** WORK REQUIRED **
Below are the records; locate each line with the word "control" and copy it.

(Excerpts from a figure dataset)

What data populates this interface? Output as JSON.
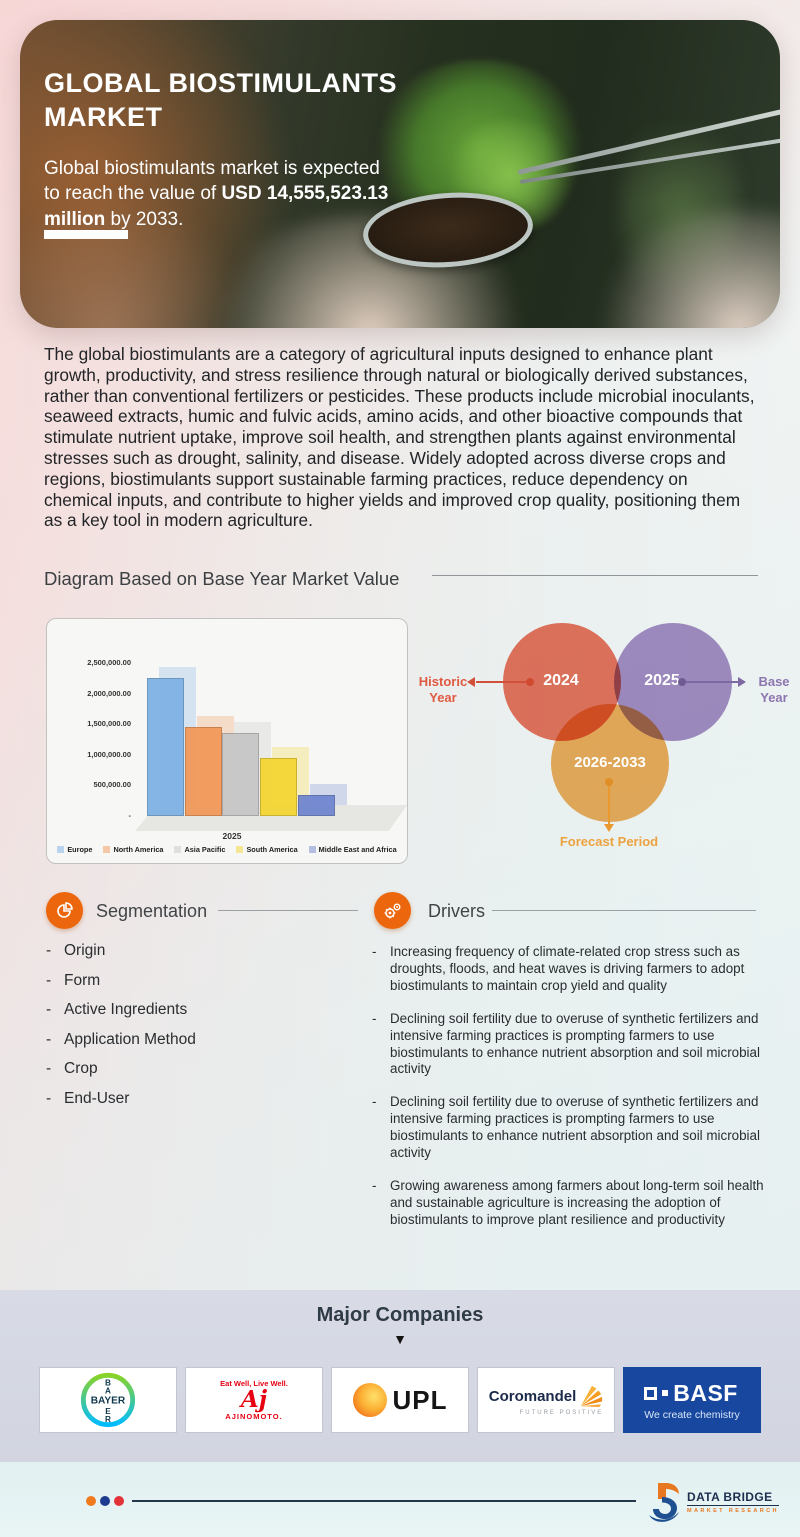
{
  "hero": {
    "title": "GLOBAL BIOSTIMULANTS MARKET",
    "subtitle_prefix": "Global biostimulants market is expected to reach the value of ",
    "subtitle_bold": "USD 14,555,523.13 million",
    "subtitle_suffix": " by 2033."
  },
  "intro": "The global biostimulants are a category of agricultural inputs designed to enhance plant growth, productivity, and stress resilience through natural or biologically derived substances, rather than conventional fertilizers or pesticides. These products include microbial inoculants, seaweed extracts, humic and fulvic acids, amino acids, and other bioactive compounds that stimulate nutrient uptake, improve soil health, and strengthen plants against environmental stresses such as drought, salinity, and disease. Widely adopted across diverse crops and regions, biostimulants support sustainable farming practices, reduce dependency on chemical inputs, and contribute to higher yields and improved crop quality, positioning them as a key tool in modern agriculture.",
  "diagram_heading": "Diagram Based on Base Year Market Value",
  "chart_data": {
    "type": "bar",
    "title": "",
    "x_label": "2025",
    "categories": [
      "Europe",
      "North America",
      "Asia Pacific",
      "South America",
      "Middle East and Africa"
    ],
    "values": [
      2250000,
      1450000,
      1350000,
      950000,
      350000
    ],
    "ylim": [
      0,
      2500000
    ],
    "yticks": [
      "2,500,000.00",
      "2,000,000.00",
      "1,500,000.00",
      "1,000,000.00",
      "500,000.00",
      "-"
    ],
    "colors": [
      "#7FB2E5",
      "#F2995A",
      "#C7C7C7",
      "#F4D633",
      "#7186CF"
    ],
    "legend_position": "bottom",
    "grid": false
  },
  "venn": {
    "historic": {
      "year": "2024",
      "label": "Historic Year",
      "color": "#E05A41"
    },
    "base": {
      "year": "2025",
      "label": "Base Year",
      "color": "#8D76B0"
    },
    "forecast": {
      "year": "2026-2033",
      "label": "Forecast Period",
      "color": "#EDA23F"
    }
  },
  "segmentation": {
    "title": "Segmentation",
    "items": [
      "Origin",
      "Form",
      "Active Ingredients",
      "Application Method",
      "Crop",
      "End-User"
    ]
  },
  "drivers": {
    "title": "Drivers",
    "items": [
      "Increasing frequency of climate-related crop stress such as droughts, floods, and heat waves is driving farmers to adopt biostimulants to maintain crop yield and quality",
      "Declining soil fertility due to overuse of synthetic fertilizers and intensive farming practices is prompting farmers to use biostimulants to enhance nutrient absorption and soil microbial activity",
      "Declining soil fertility due to overuse of synthetic fertilizers and intensive farming practices is prompting farmers to use biostimulants to enhance nutrient absorption and soil microbial activity",
      "Growing awareness among farmers about long-term soil health and sustainable agriculture is increasing the adoption of biostimulants to improve plant resilience and productivity"
    ]
  },
  "companies": {
    "title": "Major Companies",
    "bayer": {
      "name": "BAYER",
      "vertical": [
        "B",
        "A",
        "E",
        "R"
      ]
    },
    "ajinomoto": {
      "tagline": "Eat Well, Live Well.",
      "monogram": "Aj",
      "name": "AJINOMOTO."
    },
    "upl": {
      "name": "UPL"
    },
    "coromandel": {
      "name": "Coromandel",
      "tagline": "FUTURE POSITIVE"
    },
    "basf": {
      "name": "BASF",
      "tagline": "We create chemistry"
    }
  },
  "footer": {
    "brand": "DATA BRIDGE",
    "brand_sub": "MARKET RESEARCH"
  }
}
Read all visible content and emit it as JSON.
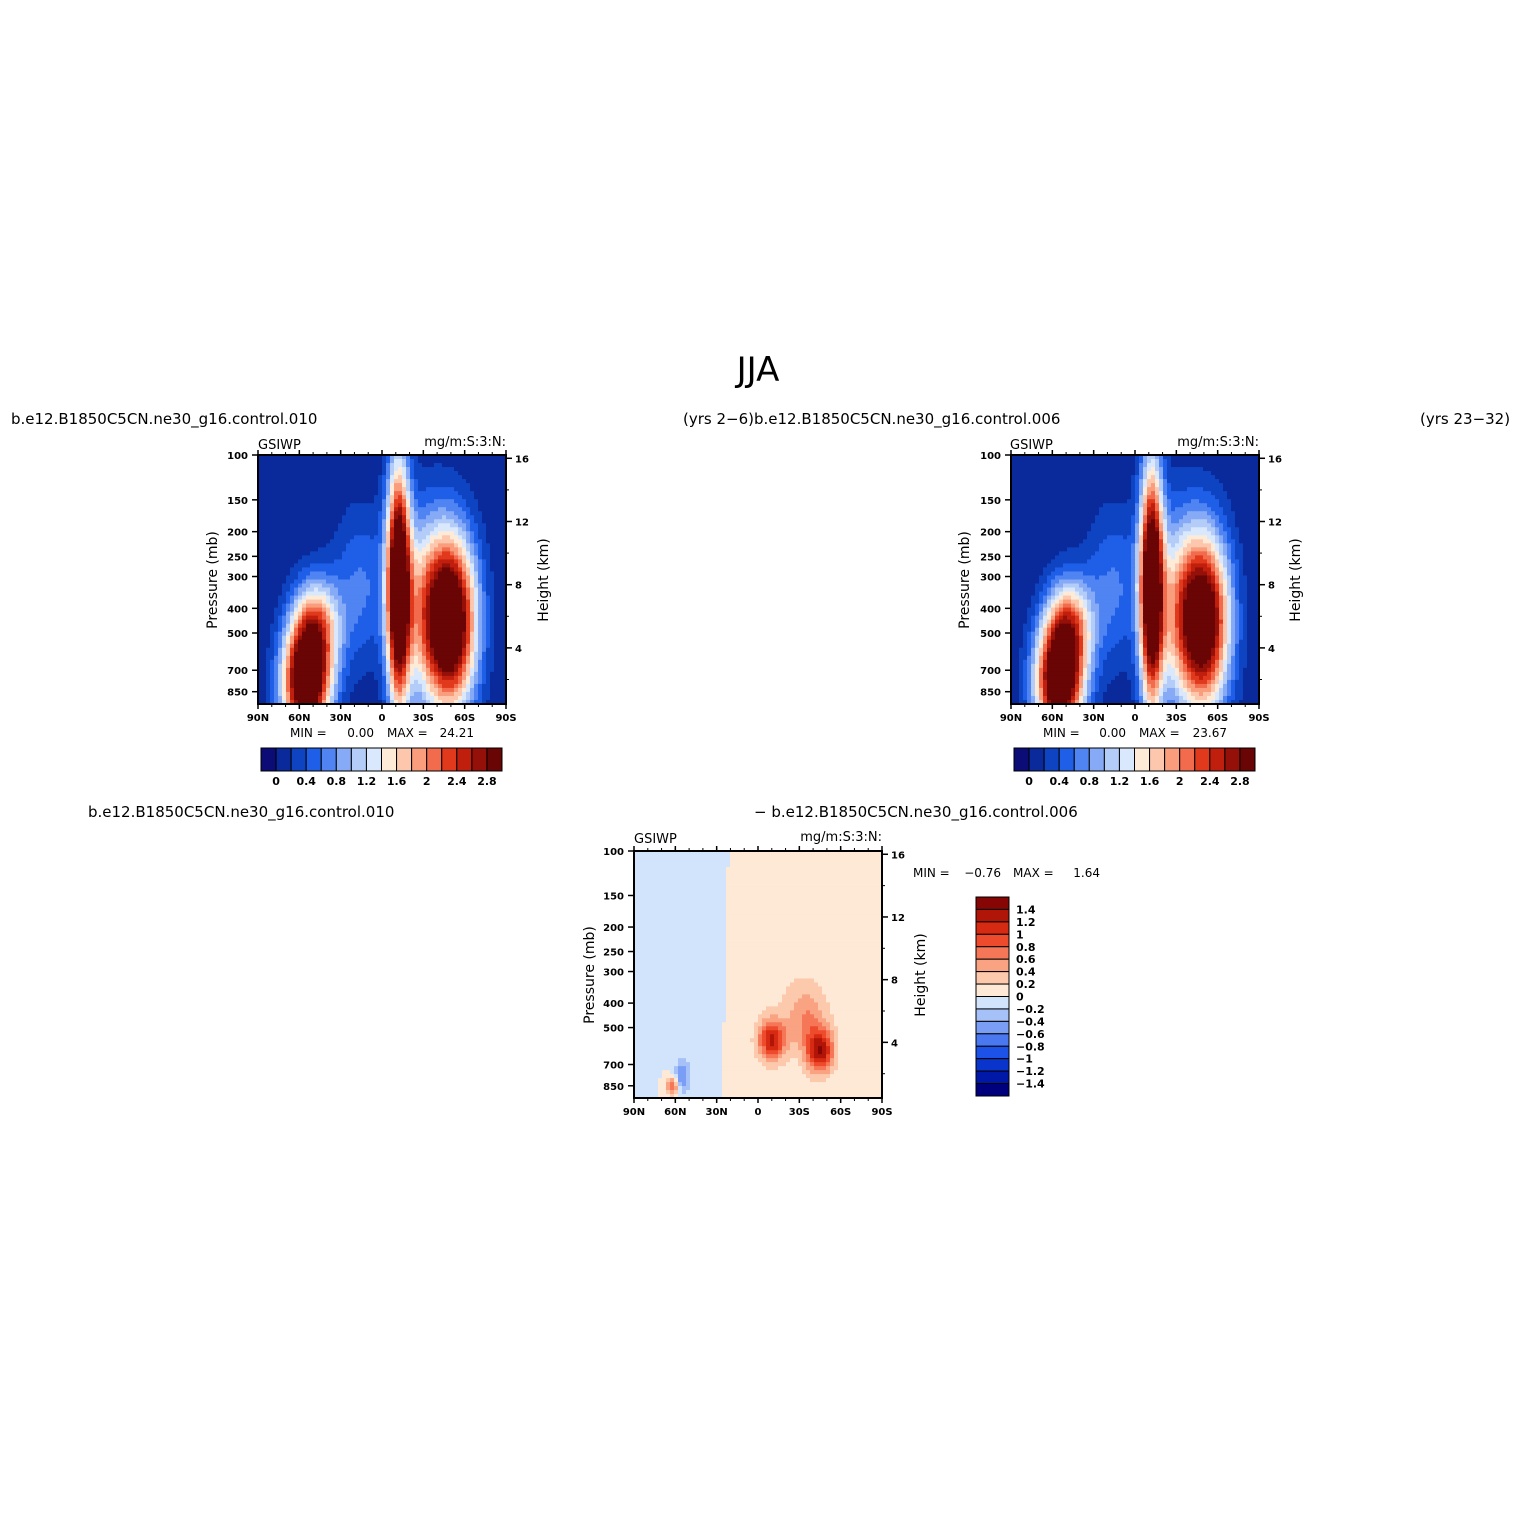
{
  "title": "JJA",
  "colors": {
    "seq": [
      "#0c0c77",
      "#0a2a9c",
      "#0e44c2",
      "#1f5fe8",
      "#4f84f2",
      "#86aaf6",
      "#b4cdf8",
      "#d9e8fc",
      "#fdebd8",
      "#fcc7ac",
      "#f99d7c",
      "#f16b4c",
      "#e0391c",
      "#c01f0e",
      "#951008",
      "#6a0505"
    ],
    "diff": [
      "#00007f",
      "#0018a8",
      "#0a35cc",
      "#1d52e8",
      "#4a78f0",
      "#7a9df5",
      "#a6c0f8",
      "#d2e4fc",
      "#fde9d5",
      "#fcc9ad",
      "#f9a383",
      "#f57757",
      "#ee4a2c",
      "#d62a12",
      "#b01508",
      "#860505"
    ],
    "background": "#0a2a9c"
  },
  "chart_data": [
    {
      "type": "heatmap",
      "panel": "top-left",
      "left_title": "b.e12.B1850C5CN.ne30_g16.control.010",
      "right_title": "(yrs 2−6)",
      "variable": "GSIWP",
      "units": "mg/m:S:3:N:",
      "xlabel": "",
      "ylabel": "Pressure (mb)",
      "y2label": "Height (km)",
      "x_ticks": [
        "90N",
        "60N",
        "30N",
        "0",
        "30S",
        "60S",
        "90S"
      ],
      "y_ticks": [
        "100",
        "150",
        "200",
        "250",
        "300",
        "400",
        "500",
        "700",
        "850"
      ],
      "y2_ticks": [
        "16",
        "12",
        "8",
        "4"
      ],
      "min_label": "MIN =",
      "min_value": "0.00",
      "max_label": "MAX =",
      "max_value": "24.21",
      "colorbar": {
        "orientation": "horizontal",
        "labels": [
          "0",
          "0.4",
          "0.8",
          "1.2",
          "1.6",
          "2",
          "2.4",
          "2.8"
        ],
        "levels": [
          0,
          0.2,
          0.4,
          0.6,
          0.8,
          1,
          1.2,
          1.4,
          1.6,
          1.8,
          2,
          2.2,
          2.4,
          2.6,
          2.8
        ]
      },
      "features": [
        {
          "lat": -50,
          "p": 450,
          "amp": 3.6,
          "wlat": 13,
          "wp": 0.55
        },
        {
          "lat": -12,
          "p": 330,
          "amp": 3.8,
          "wlat": 6,
          "wp": 0.75
        },
        {
          "lat": 55,
          "p": 790,
          "amp": 3.6,
          "wlat": 12,
          "wp": 0.35
        },
        {
          "lat": 48,
          "p": 470,
          "amp": 1.8,
          "wlat": 12,
          "wp": 0.3
        },
        {
          "lat": -30,
          "p": 400,
          "amp": 1.2,
          "wlat": 12,
          "wp": 0.6
        },
        {
          "lat": 15,
          "p": 330,
          "amp": 0.6,
          "wlat": 15,
          "wp": 0.5
        }
      ]
    },
    {
      "type": "heatmap",
      "panel": "top-right",
      "left_title": "b.e12.B1850C5CN.ne30_g16.control.006",
      "right_title": "(yrs 23−32)",
      "variable": "GSIWP",
      "units": "mg/m:S:3:N:",
      "xlabel": "",
      "ylabel": "Pressure (mb)",
      "y2label": "Height (km)",
      "x_ticks": [
        "90N",
        "60N",
        "30N",
        "0",
        "30S",
        "60S",
        "90S"
      ],
      "y_ticks": [
        "100",
        "150",
        "200",
        "250",
        "300",
        "400",
        "500",
        "700",
        "850"
      ],
      "y2_ticks": [
        "16",
        "12",
        "8",
        "4"
      ],
      "min_label": "MIN =",
      "min_value": "0.00",
      "max_label": "MAX =",
      "max_value": "23.67",
      "colorbar": {
        "orientation": "horizontal",
        "labels": [
          "0",
          "0.4",
          "0.8",
          "1.2",
          "1.6",
          "2",
          "2.4",
          "2.8"
        ],
        "levels": [
          0,
          0.2,
          0.4,
          0.6,
          0.8,
          1,
          1.2,
          1.4,
          1.6,
          1.8,
          2,
          2.2,
          2.4,
          2.6,
          2.8
        ]
      },
      "features": [
        {
          "lat": -50,
          "p": 450,
          "amp": 3.4,
          "wlat": 13,
          "wp": 0.55
        },
        {
          "lat": -12,
          "p": 330,
          "amp": 3.7,
          "wlat": 6,
          "wp": 0.75
        },
        {
          "lat": 55,
          "p": 790,
          "amp": 3.5,
          "wlat": 12,
          "wp": 0.35
        },
        {
          "lat": 48,
          "p": 470,
          "amp": 1.9,
          "wlat": 12,
          "wp": 0.3
        },
        {
          "lat": -30,
          "p": 400,
          "amp": 1.1,
          "wlat": 12,
          "wp": 0.6
        },
        {
          "lat": 15,
          "p": 330,
          "amp": 0.6,
          "wlat": 15,
          "wp": 0.5
        }
      ]
    },
    {
      "type": "heatmap",
      "panel": "bottom-difference",
      "left_title": "b.e12.B1850C5CN.ne30_g16.control.010",
      "right_title": "− b.e12.B1850C5CN.ne30_g16.control.006",
      "variable": "GSIWP",
      "units": "mg/m:S:3:N:",
      "xlabel": "",
      "ylabel": "Pressure (mb)",
      "y2label": "Height (km)",
      "x_ticks": [
        "90N",
        "60N",
        "30N",
        "0",
        "30S",
        "60S",
        "90S"
      ],
      "y_ticks": [
        "100",
        "150",
        "200",
        "250",
        "300",
        "400",
        "500",
        "700",
        "850"
      ],
      "y2_ticks": [
        "16",
        "12",
        "8",
        "4"
      ],
      "min_label": "MIN =",
      "min_value": "−0.76",
      "max_label": "MAX =",
      "max_value": "1.64",
      "colorbar": {
        "orientation": "vertical",
        "labels": [
          "1.4",
          "1.2",
          "1",
          "0.8",
          "0.6",
          "0.4",
          "0.2",
          "0",
          "−0.2",
          "−0.4",
          "−0.6",
          "−0.8",
          "−1",
          "−1.2",
          "−1.4"
        ],
        "levels": [
          -1.4,
          -1.2,
          -1,
          -0.8,
          -0.6,
          -0.4,
          -0.2,
          0,
          0.2,
          0.4,
          0.6,
          0.8,
          1,
          1.2,
          1.4
        ]
      },
      "features": [
        {
          "lat": -45,
          "p": 620,
          "amp": 1.3,
          "wlat": 7,
          "wp": 0.14
        },
        {
          "lat": -10,
          "p": 560,
          "amp": 1.2,
          "wlat": 7,
          "wp": 0.13
        },
        {
          "lat": -35,
          "p": 460,
          "amp": 0.5,
          "wlat": 10,
          "wp": 0.2
        },
        {
          "lat": -25,
          "p": 350,
          "amp": 0.12,
          "wlat": 30,
          "wp": 0.6
        },
        {
          "lat": 62,
          "p": 850,
          "amp": 0.9,
          "wlat": 3,
          "wp": 0.06
        },
        {
          "lat": 55,
          "p": 780,
          "amp": -0.6,
          "wlat": 4,
          "wp": 0.1
        },
        {
          "lat": 45,
          "p": 300,
          "amp": -0.15,
          "wlat": 12,
          "wp": 0.6
        }
      ]
    }
  ]
}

** EXERCISE OUTPUT **
      "left_title": "b.e12.B1850C5CN.ne30_g16.control.010",
      "left_title": "b.e12.B1850C5CN.ne30_g16.control.006",
      "left_title": "b.e12.B1850C5CN.ne30_g16.control.010",
      "right_title": "− b.e12.B1850C5CN.ne30_g16.control.006",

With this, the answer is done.